- _Your instructions_:
Find the lines with the string "tant" and return them.

** start Extracted material **

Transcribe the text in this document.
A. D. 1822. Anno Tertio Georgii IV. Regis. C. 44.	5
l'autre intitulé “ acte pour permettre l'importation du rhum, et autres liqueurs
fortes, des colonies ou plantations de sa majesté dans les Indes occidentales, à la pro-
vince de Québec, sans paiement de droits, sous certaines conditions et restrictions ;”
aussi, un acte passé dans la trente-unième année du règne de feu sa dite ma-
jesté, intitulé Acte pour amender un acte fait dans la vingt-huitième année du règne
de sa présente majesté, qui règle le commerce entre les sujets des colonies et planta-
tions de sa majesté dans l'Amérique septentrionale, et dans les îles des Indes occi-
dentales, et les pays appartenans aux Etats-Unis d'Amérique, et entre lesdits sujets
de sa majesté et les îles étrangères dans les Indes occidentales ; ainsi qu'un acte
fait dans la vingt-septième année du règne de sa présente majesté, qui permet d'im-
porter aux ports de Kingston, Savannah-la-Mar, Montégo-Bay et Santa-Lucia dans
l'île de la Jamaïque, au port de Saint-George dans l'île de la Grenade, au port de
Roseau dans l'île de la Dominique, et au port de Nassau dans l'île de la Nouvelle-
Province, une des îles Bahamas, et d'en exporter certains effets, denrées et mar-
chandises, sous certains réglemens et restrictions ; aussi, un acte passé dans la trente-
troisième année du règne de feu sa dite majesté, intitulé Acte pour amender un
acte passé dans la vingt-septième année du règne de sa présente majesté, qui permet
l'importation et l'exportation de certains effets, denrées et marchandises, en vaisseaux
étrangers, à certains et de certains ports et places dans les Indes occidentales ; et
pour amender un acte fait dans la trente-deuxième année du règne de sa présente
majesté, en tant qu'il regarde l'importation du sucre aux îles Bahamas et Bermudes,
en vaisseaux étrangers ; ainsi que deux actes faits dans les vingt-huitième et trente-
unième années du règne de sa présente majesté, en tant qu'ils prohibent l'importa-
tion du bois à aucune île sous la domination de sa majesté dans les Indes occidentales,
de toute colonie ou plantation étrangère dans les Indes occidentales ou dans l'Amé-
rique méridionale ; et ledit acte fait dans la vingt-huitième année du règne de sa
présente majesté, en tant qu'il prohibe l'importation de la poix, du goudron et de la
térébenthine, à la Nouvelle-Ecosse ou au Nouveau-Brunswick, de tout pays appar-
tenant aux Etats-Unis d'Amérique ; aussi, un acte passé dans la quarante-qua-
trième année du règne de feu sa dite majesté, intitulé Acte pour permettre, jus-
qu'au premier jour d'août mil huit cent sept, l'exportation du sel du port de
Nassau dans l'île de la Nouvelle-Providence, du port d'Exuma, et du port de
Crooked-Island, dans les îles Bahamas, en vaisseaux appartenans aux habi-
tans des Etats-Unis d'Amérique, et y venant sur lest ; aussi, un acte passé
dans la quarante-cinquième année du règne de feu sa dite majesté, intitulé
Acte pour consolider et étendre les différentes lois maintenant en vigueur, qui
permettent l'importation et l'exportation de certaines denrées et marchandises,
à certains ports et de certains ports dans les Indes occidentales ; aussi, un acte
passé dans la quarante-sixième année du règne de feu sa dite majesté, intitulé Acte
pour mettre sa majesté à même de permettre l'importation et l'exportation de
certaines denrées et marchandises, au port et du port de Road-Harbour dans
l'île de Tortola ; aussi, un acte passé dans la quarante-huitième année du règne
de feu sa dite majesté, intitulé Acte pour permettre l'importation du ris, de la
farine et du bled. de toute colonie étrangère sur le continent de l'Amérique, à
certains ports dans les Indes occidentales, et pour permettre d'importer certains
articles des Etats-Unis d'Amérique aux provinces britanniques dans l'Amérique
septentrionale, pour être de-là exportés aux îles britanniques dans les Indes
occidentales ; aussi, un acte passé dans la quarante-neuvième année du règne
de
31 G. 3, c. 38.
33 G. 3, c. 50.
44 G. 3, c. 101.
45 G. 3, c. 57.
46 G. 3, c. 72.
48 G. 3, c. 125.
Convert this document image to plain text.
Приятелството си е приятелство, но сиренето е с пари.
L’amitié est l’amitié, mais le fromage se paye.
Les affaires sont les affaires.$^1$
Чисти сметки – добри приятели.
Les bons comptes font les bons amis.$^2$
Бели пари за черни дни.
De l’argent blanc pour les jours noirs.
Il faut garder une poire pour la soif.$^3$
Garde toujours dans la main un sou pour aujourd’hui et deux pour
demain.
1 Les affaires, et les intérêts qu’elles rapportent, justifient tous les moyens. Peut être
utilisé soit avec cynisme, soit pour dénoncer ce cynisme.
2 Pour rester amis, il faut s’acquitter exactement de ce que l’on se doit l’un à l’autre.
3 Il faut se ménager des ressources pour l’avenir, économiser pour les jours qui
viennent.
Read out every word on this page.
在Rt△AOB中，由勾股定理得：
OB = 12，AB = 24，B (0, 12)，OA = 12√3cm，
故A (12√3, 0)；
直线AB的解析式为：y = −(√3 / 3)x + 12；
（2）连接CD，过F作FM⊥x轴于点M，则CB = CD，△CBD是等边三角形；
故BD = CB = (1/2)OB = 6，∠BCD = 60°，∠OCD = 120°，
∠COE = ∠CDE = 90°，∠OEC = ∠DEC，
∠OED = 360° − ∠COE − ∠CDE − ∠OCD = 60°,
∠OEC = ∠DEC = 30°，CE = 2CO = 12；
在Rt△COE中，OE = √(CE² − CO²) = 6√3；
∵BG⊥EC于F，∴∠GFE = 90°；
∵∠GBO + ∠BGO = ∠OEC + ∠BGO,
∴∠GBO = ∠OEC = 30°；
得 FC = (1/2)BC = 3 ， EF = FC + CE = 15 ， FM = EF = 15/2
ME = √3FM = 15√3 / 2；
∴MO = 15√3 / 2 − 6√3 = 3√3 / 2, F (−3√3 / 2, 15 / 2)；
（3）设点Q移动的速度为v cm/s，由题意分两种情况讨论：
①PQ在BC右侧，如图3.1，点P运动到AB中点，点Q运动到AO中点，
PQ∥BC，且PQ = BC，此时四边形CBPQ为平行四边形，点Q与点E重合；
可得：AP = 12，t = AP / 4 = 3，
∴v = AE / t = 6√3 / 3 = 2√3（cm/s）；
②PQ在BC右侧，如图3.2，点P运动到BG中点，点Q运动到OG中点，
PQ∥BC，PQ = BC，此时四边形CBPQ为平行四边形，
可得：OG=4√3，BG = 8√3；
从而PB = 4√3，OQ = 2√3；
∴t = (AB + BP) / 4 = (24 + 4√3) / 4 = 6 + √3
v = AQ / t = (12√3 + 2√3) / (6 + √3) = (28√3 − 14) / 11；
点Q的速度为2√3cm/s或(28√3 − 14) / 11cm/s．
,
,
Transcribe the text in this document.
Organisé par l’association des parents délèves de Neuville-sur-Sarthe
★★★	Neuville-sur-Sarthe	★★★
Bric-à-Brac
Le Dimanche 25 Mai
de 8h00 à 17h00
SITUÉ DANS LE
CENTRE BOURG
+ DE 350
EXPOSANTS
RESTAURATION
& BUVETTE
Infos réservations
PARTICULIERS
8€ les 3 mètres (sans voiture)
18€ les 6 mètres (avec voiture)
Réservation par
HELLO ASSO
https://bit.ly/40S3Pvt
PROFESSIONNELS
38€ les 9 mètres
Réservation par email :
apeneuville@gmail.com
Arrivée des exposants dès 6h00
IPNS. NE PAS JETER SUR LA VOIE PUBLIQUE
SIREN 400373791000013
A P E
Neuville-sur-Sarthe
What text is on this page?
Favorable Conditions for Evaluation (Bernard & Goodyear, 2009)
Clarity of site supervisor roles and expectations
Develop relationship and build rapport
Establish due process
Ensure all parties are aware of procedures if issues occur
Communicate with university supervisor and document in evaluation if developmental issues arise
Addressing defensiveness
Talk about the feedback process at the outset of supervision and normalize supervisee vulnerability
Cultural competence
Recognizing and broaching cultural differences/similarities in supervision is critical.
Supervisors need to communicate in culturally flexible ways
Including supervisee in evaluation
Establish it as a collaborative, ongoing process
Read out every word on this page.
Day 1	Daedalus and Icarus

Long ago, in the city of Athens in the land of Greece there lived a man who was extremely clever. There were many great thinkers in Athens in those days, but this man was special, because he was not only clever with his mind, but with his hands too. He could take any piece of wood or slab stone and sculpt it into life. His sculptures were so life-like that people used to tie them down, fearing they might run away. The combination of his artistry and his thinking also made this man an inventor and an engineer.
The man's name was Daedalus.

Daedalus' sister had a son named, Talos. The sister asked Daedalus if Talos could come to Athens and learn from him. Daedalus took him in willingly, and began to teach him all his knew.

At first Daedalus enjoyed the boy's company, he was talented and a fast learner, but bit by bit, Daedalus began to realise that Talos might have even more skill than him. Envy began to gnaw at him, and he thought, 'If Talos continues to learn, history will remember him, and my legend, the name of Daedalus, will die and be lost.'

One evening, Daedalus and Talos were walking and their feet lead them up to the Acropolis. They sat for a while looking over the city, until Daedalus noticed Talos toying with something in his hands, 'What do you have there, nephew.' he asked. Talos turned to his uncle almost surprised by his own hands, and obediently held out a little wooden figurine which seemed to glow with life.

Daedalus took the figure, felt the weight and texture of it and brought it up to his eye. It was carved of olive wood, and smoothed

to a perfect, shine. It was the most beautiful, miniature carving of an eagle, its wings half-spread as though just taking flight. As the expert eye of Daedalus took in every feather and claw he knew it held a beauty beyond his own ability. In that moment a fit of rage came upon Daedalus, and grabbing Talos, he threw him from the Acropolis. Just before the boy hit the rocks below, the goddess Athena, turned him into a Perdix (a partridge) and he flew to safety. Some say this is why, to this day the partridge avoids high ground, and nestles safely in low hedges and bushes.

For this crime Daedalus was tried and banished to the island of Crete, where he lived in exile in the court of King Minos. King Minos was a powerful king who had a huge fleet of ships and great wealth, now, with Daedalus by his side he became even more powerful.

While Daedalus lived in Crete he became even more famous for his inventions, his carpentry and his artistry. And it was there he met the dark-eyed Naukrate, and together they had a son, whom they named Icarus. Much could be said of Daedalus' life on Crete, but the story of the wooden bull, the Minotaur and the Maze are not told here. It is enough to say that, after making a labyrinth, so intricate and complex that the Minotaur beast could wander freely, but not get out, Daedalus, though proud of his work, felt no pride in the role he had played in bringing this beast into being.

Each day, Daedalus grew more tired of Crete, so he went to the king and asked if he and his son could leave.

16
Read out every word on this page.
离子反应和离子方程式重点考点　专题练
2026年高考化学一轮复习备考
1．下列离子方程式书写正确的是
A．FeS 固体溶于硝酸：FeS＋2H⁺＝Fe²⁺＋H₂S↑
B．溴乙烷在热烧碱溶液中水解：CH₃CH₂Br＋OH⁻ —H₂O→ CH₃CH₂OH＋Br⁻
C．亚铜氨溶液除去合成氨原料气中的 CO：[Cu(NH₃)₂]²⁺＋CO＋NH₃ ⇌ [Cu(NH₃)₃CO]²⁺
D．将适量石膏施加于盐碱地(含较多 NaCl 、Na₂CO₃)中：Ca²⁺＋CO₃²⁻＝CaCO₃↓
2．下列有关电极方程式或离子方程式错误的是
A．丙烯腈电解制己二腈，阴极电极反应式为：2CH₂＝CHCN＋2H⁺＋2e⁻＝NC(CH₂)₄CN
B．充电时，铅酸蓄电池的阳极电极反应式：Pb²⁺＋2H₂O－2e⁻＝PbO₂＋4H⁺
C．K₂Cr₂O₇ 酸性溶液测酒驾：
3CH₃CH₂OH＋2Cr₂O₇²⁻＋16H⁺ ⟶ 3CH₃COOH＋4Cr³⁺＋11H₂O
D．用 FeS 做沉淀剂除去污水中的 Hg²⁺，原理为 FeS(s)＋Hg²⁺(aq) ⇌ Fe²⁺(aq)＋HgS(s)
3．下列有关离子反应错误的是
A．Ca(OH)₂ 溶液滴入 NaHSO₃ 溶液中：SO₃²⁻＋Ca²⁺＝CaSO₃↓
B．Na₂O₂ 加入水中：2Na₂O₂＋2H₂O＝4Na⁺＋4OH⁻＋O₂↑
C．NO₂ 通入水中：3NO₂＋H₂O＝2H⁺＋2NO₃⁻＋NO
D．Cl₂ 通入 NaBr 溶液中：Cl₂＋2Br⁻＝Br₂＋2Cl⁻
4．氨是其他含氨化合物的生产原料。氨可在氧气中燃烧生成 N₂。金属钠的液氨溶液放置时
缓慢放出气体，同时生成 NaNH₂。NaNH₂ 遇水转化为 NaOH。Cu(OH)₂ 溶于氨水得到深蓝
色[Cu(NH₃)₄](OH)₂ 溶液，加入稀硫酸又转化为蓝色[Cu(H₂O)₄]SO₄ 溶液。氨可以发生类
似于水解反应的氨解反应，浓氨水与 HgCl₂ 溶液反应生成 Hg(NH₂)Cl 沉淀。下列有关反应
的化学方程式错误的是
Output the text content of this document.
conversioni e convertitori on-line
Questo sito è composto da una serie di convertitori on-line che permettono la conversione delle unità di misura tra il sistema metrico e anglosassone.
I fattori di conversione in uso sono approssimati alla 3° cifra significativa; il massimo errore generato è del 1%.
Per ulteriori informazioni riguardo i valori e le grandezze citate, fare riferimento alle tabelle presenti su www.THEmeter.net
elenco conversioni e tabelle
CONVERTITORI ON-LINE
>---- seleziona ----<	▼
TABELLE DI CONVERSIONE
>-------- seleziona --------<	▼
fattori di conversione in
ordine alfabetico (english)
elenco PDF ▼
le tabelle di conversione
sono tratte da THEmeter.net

** end Extracted material **

- _Written reply_:
majesté, en tant qu'il regarde l'importation du sucre aux îles Bahamas et Bermudes,
unième années du règne de sa présente majesté, en tant qu'ils prohibent l'importa-
présente majesté, en tant qu'il prohibe l'importation de la poix, du goudron et de la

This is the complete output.